• What needs to be done:
Each entry below is to be printed verbatim.
****************************************
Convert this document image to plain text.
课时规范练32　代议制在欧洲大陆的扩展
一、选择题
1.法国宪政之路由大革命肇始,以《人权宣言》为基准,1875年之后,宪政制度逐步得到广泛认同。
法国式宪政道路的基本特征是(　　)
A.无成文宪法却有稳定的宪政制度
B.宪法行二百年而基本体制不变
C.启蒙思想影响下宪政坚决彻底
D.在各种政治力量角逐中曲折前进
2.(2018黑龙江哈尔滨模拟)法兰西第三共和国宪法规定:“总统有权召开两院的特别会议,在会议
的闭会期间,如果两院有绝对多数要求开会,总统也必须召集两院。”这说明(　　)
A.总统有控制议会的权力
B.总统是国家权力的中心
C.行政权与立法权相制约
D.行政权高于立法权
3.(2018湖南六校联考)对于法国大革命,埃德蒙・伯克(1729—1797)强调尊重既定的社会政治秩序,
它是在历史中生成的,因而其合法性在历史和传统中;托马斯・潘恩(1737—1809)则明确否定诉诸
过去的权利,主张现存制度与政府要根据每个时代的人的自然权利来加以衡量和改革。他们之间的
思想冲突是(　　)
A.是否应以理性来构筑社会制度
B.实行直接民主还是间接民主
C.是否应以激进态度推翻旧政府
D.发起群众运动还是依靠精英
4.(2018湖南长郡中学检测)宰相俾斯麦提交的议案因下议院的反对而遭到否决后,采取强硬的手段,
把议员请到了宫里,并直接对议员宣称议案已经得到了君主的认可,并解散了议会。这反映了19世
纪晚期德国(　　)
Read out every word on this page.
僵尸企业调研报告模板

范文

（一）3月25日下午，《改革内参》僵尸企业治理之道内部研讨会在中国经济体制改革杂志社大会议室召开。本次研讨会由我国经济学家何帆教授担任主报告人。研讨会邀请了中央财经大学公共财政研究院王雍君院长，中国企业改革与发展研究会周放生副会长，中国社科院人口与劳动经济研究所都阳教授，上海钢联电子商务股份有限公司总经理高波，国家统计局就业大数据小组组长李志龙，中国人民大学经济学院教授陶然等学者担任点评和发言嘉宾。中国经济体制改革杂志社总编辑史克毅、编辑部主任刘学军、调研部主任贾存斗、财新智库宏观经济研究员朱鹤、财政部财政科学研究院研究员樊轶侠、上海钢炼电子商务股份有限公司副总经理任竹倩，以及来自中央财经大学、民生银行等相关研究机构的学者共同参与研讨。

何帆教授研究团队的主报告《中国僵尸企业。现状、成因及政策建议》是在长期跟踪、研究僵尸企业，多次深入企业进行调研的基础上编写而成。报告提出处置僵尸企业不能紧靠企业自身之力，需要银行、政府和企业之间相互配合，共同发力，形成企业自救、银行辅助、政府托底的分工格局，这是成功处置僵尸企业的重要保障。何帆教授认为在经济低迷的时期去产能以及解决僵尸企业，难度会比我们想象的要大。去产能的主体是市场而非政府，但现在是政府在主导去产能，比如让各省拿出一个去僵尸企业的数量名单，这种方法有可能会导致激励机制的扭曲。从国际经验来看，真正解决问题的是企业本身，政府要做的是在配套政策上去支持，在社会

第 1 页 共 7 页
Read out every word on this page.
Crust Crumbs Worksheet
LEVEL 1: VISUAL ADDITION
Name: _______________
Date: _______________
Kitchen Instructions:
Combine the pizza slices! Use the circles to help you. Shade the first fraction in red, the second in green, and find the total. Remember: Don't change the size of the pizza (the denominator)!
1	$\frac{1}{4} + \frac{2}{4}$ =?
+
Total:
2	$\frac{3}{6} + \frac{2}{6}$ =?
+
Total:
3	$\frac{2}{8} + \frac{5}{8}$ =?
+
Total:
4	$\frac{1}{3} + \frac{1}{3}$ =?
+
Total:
****************************************
• Output:
Convert this document image to plain text.
课时规范练32　代议制在欧洲大陆的扩展
一、选择题
1.法国宪政之路由大革命肇始,以《人权宣言》为基准,1875年之后,宪政制度逐步得到广泛认同。
法国式宪政道路的基本特征是(　　)
A.无成文宪法却有稳定的宪政制度
B.宪法行二百年而基本体制不变
C.启蒙思想影响下宪政坚决彻底
D.在各种政治力量角逐中曲折前进
2.(2018黑龙江哈尔滨模拟)法兰西第三共和国宪法规定:“总统有权召开两院的特别会议,在会议
的闭会期间,如果两院有绝对多数要求开会,总统也必须召集两院。”这说明(　　)
A.总统有控制议会的权力
B.总统是国家权力的中心
C.行政权与立法权相制约
D.行政权高于立法权
3.(2018湖南六校联考)对于法国大革命,埃德蒙・伯克(1729—1797)强调尊重既定的社会政治秩序,
它是在历史中生成的,因而其合法性在历史和传统中;托马斯・潘恩(1737—1809)则明确否定诉诸
过去的权利,主张现存制度与政府要根据每个时代的人的自然权利来加以衡量和改革。他们之间的
思想冲突是(　　)
A.是否应以理性来构筑社会制度
B.实行直接民主还是间接民主
C.是否应以激进态度推翻旧政府
D.发起群众运动还是依靠精英
4.(2018湖南长郡中学检测)宰相俾斯麦提交的议案因下议院的反对而遭到否决后,采取强硬的手段,
把议员请到了宫里,并直接对议员宣称议案已经得到了君主的认可,并解散了议会。这反映了19世
纪晚期德国(　　)
Read out every word on this page.
僵尸企业调研报告模板

范文

（一）3月25日下午，《改革内参》僵尸企业治理之道内部研讨会在中国经济体制改革杂志社大会议室召开。本次研讨会由我国经济学家何帆教授担任主报告人。研讨会邀请了中央财经大学公共财政研究院王雍君院长，中国企业改革与发展研究会周放生副会长，中国社科院人口与劳动经济研究所都阳教授，上海钢联电子商务股份有限公司总经理高波，国家统计局就业大数据小组组长李志龙，中国人民大学经济学院教授陶然等学者担任点评和发言嘉宾。中国经济体制改革杂志社总编辑史克毅、编辑部主任刘学军、调研部主任贾存斗、财新智库宏观经济研究员朱鹤、财政部财政科学研究院研究员樊轶侠、上海钢炼电子商务股份有限公司副总经理任竹倩，以及来自中央财经大学、民生银行等相关研究机构的学者共同参与研讨。

何帆教授研究团队的主报告《中国僵尸企业。现状、成因及政策建议》是在长期跟踪、研究僵尸企业，多次深入企业进行调研的基础上编写而成。报告提出处置僵尸企业不能紧靠企业自身之力，需要银行、政府和企业之间相互配合，共同发力，形成企业自救、银行辅助、政府托底的分工格局，这是成功处置僵尸企业的重要保障。何帆教授认为在经济低迷的时期去产能以及解决僵尸企业，难度会比我们想象的要大。去产能的主体是市场而非政府，但现在是政府在主导去产能，比如让各省拿出一个去僵尸企业的数量名单，这种方法有可能会导致激励机制的扭曲。从国际经验来看，真正解决问题的是企业本身，政府要做的是在配套政策上去支持，在社会

第 1 页 共 7 页
Read out every word on this page.
Crust Crumbs Worksheet
LEVEL 1: VISUAL ADDITION
Name: _______________
Date: _______________
Kitchen Instructions:
Combine the pizza slices! Use the circles to help you. Shade the first fraction in red, the second in green, and find the total. Remember: Don't change the size of the pizza (the denominator)!
1	$\frac{1}{4} + \frac{2}{4}$ =?
+
Total:
2	$\frac{3}{6} + \frac{2}{6}$ =?
+
Total:
3	$\frac{2}{8} + \frac{5}{8}$ =?
+
Total:
4	$\frac{1}{3} + \frac{1}{3}$ =?
+
Total:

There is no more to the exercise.